Dataset excerpts:
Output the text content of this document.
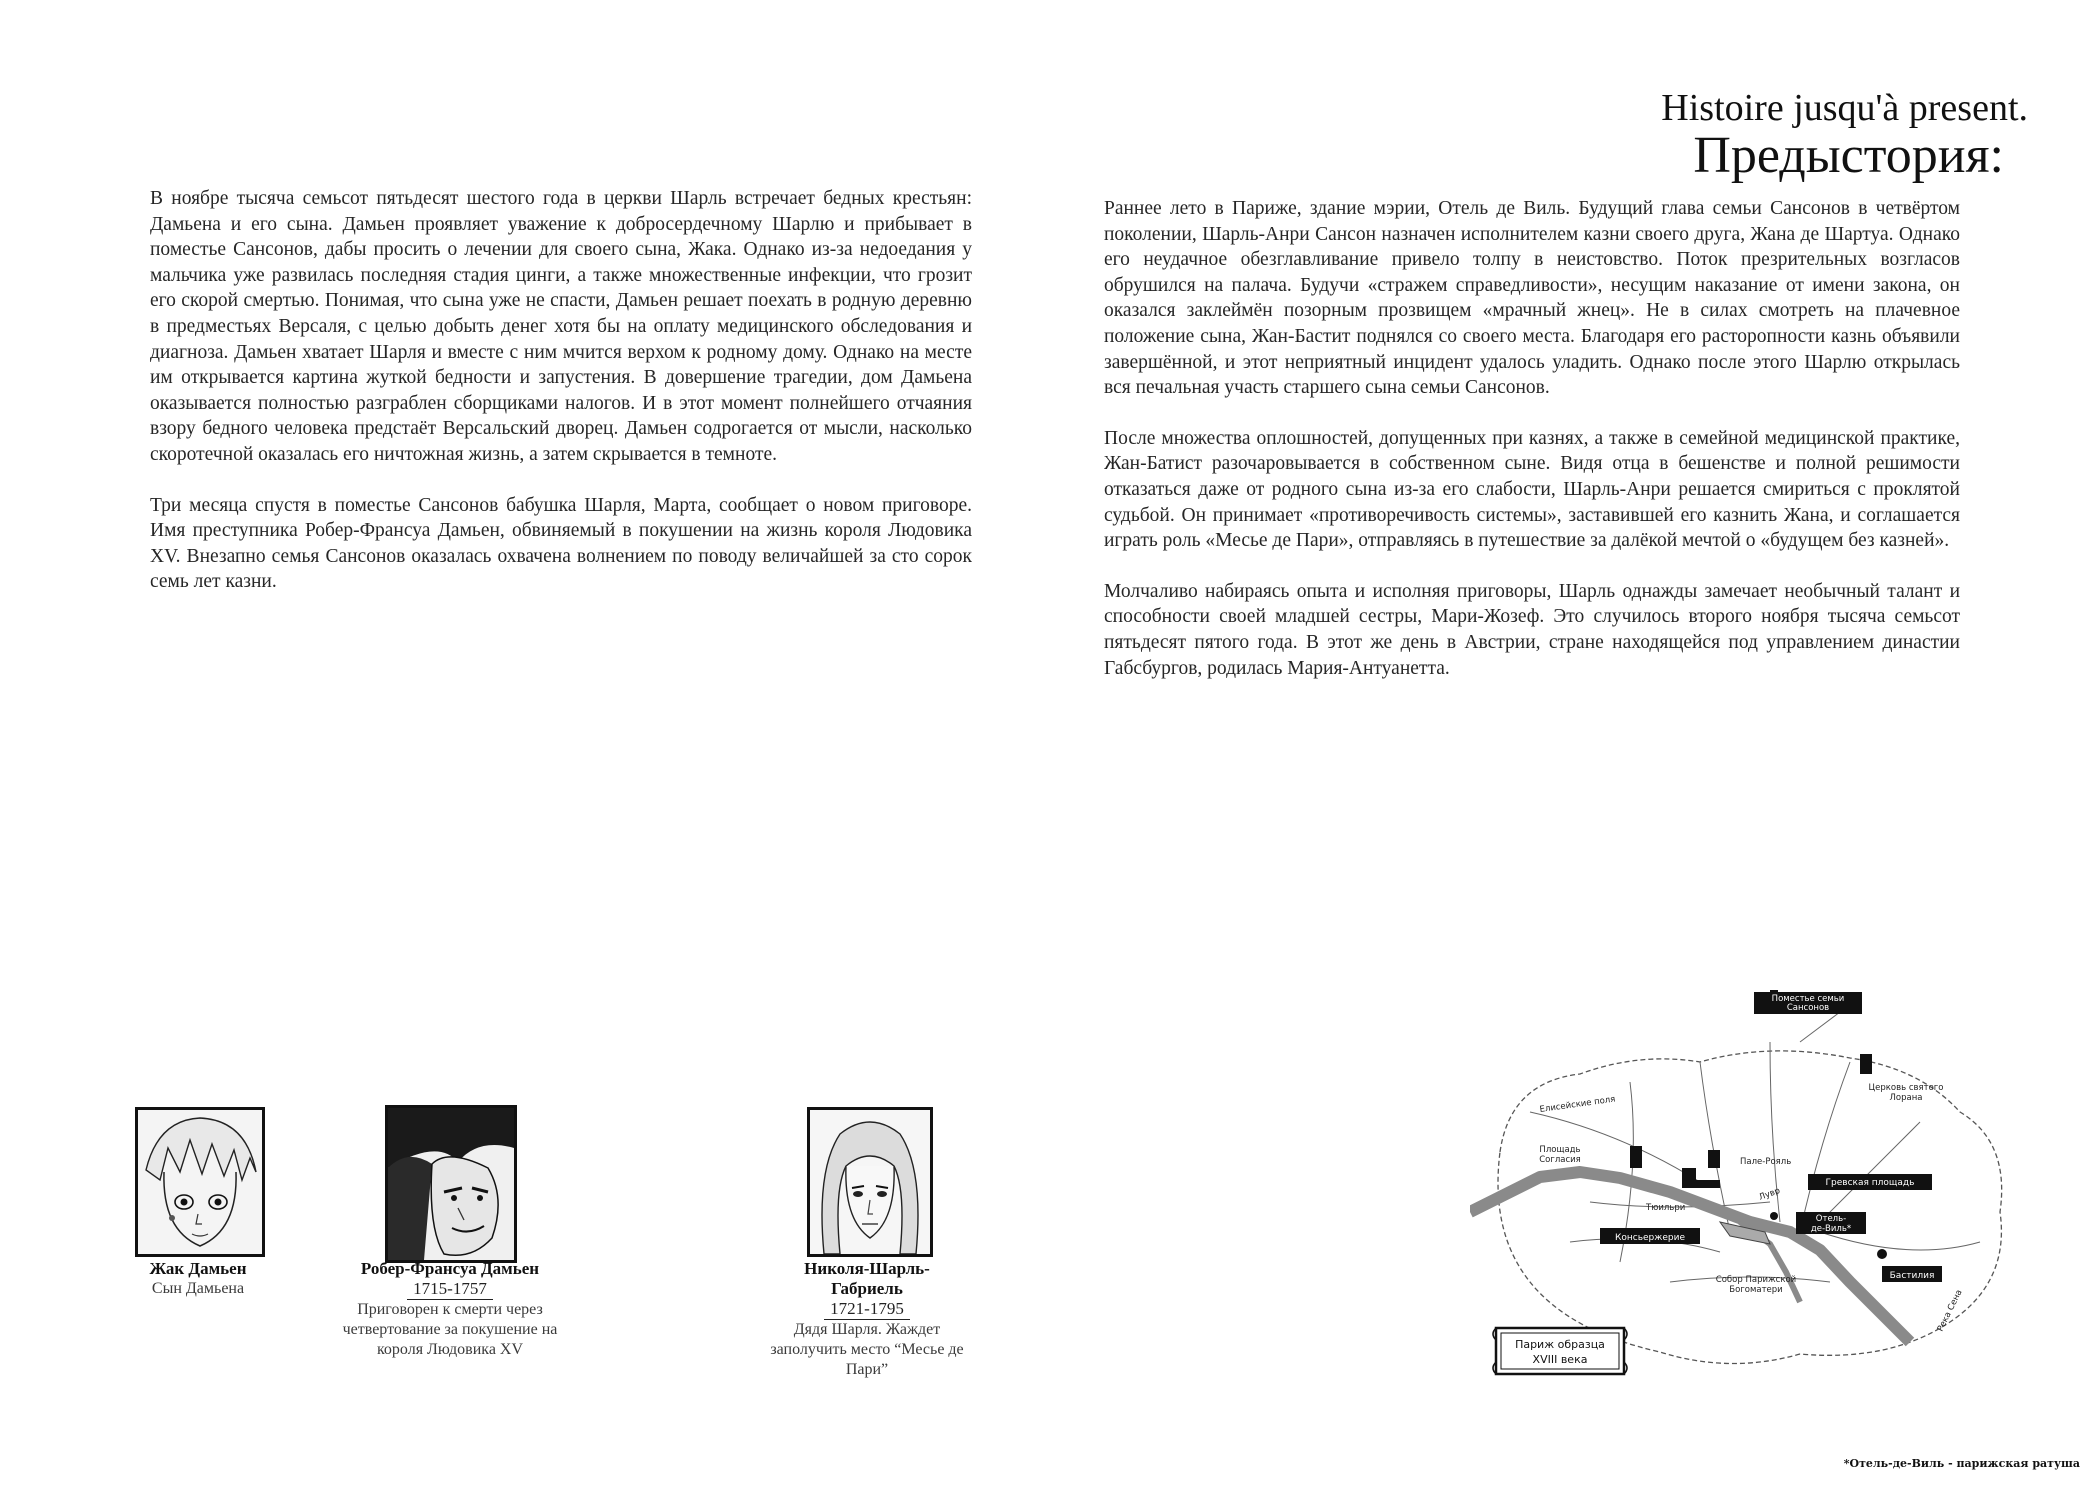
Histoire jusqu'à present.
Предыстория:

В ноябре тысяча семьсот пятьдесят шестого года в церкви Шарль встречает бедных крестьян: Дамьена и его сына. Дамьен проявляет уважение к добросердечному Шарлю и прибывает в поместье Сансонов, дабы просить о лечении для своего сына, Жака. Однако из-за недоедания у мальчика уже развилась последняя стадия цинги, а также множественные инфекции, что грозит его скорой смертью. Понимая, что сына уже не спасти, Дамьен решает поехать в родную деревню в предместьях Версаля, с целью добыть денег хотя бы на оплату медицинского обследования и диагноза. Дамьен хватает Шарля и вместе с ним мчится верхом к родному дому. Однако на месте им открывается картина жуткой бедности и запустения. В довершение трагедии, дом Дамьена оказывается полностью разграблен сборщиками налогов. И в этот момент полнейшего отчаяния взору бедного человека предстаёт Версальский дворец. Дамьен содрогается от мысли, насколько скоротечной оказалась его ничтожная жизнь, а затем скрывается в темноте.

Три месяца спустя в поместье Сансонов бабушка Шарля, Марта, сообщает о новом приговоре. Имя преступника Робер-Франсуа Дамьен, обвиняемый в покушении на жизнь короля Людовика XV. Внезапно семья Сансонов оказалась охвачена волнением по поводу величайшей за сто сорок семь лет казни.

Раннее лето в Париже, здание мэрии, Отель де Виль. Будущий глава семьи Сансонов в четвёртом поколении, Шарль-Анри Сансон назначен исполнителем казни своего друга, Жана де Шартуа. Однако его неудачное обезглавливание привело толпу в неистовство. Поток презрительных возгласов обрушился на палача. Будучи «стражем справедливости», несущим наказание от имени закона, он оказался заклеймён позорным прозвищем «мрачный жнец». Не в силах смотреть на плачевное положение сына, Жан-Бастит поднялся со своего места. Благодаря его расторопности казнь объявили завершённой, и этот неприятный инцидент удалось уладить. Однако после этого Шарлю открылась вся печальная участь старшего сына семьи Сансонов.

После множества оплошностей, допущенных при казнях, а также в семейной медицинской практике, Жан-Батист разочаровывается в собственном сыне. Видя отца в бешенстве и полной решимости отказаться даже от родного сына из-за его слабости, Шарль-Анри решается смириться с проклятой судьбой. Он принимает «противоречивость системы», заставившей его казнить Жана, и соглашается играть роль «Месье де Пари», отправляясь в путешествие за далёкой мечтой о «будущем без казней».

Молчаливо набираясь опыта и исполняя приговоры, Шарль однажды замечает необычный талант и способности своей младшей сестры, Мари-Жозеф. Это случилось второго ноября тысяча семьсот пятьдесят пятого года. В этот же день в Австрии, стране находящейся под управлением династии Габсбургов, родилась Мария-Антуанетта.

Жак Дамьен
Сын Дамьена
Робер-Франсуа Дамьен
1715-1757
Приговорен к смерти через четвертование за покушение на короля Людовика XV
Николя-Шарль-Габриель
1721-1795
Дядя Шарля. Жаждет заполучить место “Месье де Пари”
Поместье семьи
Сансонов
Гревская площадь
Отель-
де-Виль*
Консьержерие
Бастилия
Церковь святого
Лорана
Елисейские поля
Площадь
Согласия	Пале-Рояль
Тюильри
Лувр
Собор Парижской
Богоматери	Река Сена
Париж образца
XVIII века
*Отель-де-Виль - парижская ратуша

Directions:
Identify each line in the records above containing the word "Франсуа"; copy those lines.

Result:
Три месяца спустя в поместье Сансонов бабушка Шарля, Марта, сообщает о новом приговоре. Имя преступника Робер-Франсуа Дамьен, обвиняемый в покушении на жизнь короля Людовика XV. Внезапно семья Сансонов оказалась охвачена волнением по поводу величайшей за сто сорок семь лет казни.
Робер-Франсуа Дамьен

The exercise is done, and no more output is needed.